*To do*
Copy every line that mentions the word "this".

Entries with figure data:
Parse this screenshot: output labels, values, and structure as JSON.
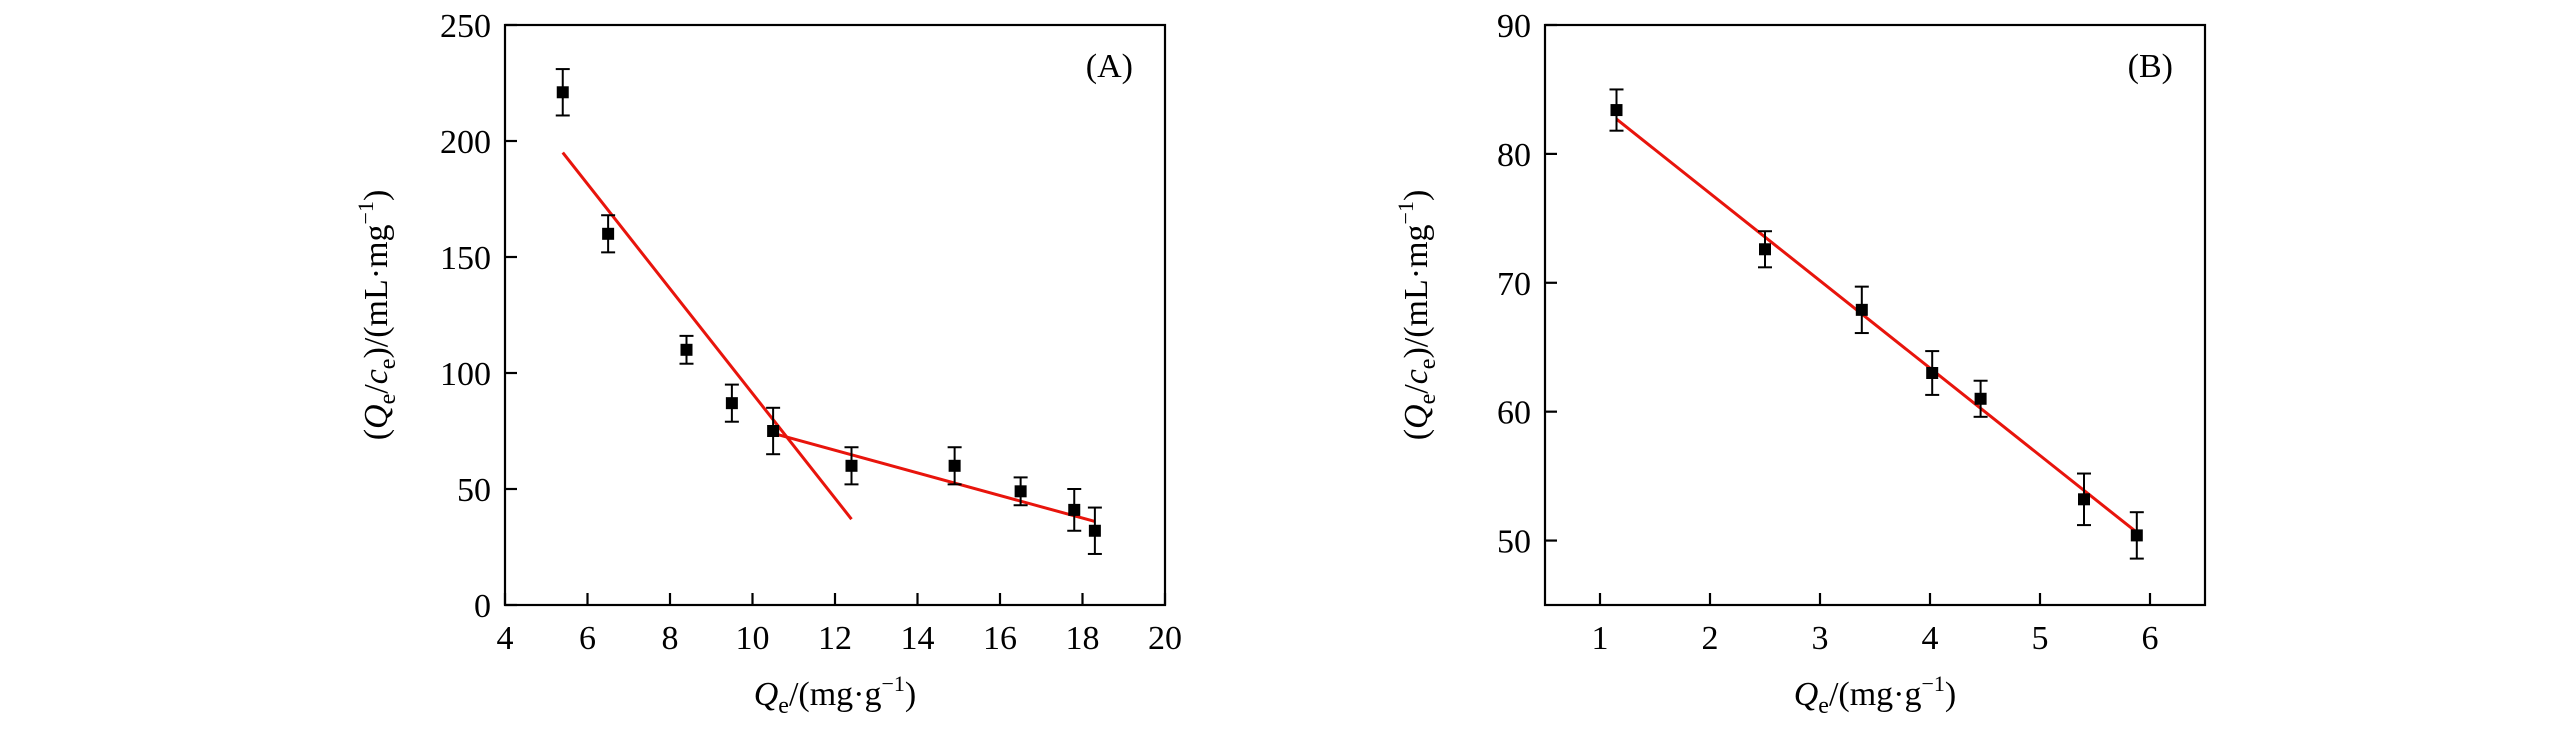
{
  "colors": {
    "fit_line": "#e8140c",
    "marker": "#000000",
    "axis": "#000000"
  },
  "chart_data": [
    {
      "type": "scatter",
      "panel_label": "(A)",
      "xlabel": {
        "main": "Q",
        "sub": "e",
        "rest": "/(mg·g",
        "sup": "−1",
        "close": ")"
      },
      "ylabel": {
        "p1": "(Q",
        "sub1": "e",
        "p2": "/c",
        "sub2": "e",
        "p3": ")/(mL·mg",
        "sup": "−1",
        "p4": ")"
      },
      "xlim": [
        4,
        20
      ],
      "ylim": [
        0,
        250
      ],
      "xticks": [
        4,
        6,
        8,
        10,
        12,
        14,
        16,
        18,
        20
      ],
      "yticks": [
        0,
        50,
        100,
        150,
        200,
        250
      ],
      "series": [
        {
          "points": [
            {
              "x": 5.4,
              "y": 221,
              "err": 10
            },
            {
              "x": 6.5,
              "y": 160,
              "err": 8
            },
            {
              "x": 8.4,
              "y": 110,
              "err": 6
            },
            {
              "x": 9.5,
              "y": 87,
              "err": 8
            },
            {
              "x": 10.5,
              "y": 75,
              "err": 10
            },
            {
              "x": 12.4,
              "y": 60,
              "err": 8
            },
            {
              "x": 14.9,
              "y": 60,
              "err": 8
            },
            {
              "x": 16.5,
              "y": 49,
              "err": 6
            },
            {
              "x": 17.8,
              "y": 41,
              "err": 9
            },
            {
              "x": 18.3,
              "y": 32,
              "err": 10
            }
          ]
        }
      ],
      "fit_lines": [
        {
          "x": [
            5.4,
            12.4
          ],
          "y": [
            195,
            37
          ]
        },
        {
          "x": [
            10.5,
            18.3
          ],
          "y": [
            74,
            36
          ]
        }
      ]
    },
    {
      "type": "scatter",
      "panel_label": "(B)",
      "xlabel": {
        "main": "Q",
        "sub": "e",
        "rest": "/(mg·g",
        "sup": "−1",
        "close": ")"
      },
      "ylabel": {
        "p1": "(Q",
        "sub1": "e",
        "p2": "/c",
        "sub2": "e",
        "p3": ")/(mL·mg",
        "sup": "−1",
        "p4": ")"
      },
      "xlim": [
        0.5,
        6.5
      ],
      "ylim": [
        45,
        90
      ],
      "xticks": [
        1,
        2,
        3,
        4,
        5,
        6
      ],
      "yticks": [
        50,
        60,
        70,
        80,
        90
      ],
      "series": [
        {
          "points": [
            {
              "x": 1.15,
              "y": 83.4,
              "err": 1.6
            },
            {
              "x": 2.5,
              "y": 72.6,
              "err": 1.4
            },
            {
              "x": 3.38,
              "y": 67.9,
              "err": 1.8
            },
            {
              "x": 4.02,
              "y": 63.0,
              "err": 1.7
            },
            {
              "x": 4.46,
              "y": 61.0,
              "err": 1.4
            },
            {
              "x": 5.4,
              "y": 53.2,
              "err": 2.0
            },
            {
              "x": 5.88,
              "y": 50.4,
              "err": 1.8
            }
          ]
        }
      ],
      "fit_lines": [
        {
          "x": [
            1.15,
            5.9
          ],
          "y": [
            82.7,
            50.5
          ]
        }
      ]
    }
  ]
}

==

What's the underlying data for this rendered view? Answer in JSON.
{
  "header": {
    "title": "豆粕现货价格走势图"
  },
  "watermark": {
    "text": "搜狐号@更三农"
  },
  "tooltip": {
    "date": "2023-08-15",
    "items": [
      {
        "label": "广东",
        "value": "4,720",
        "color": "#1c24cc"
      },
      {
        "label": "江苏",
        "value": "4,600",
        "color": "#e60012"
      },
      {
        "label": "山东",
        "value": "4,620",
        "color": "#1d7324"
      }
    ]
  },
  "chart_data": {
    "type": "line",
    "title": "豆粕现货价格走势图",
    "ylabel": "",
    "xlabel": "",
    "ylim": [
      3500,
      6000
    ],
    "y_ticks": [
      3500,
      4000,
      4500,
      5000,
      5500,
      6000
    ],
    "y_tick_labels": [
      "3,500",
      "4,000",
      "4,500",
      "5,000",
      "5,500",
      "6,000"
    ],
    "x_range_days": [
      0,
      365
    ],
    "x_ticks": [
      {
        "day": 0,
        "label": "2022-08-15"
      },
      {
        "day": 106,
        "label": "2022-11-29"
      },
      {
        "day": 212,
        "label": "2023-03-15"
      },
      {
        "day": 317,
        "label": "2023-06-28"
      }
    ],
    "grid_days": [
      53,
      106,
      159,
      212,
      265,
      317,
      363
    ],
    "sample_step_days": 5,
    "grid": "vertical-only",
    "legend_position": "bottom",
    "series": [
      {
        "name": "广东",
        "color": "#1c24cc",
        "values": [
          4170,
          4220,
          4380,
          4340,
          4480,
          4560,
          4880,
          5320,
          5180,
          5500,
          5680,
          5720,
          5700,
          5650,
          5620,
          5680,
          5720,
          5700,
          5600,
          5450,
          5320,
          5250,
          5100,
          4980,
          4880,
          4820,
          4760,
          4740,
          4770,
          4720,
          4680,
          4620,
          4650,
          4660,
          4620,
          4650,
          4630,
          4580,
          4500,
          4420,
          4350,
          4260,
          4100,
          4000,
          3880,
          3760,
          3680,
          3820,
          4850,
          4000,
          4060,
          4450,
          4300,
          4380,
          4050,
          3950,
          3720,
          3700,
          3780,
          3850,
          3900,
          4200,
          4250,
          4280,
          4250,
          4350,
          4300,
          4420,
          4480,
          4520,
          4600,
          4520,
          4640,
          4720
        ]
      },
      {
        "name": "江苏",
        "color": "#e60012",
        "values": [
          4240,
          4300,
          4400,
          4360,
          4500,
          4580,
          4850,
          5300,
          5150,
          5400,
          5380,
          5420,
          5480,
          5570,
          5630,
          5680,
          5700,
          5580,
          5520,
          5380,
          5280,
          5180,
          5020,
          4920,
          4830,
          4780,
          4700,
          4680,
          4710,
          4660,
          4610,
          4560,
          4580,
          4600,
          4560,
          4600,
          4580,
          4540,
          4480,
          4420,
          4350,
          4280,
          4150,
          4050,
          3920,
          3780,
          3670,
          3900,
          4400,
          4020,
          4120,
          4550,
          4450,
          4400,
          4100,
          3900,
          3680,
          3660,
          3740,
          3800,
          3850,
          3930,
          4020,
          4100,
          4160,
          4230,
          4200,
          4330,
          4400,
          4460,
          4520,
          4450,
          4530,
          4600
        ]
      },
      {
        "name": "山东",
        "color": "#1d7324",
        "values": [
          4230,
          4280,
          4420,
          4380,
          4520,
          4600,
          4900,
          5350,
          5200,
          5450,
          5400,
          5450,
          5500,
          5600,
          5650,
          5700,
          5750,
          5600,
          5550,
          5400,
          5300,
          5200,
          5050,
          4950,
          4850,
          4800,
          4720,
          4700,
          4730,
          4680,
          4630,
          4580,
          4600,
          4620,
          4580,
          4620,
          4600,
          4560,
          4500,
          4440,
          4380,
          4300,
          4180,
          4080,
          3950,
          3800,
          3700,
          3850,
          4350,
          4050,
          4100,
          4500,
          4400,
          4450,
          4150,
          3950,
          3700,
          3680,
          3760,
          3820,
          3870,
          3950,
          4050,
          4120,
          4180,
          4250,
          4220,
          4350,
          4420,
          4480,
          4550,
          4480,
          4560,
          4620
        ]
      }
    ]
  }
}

*Response to the task*
Parse this screenshot: output labels, values, and structure as JSON.
What's the underlying data for this rendered view? Answer in JSON.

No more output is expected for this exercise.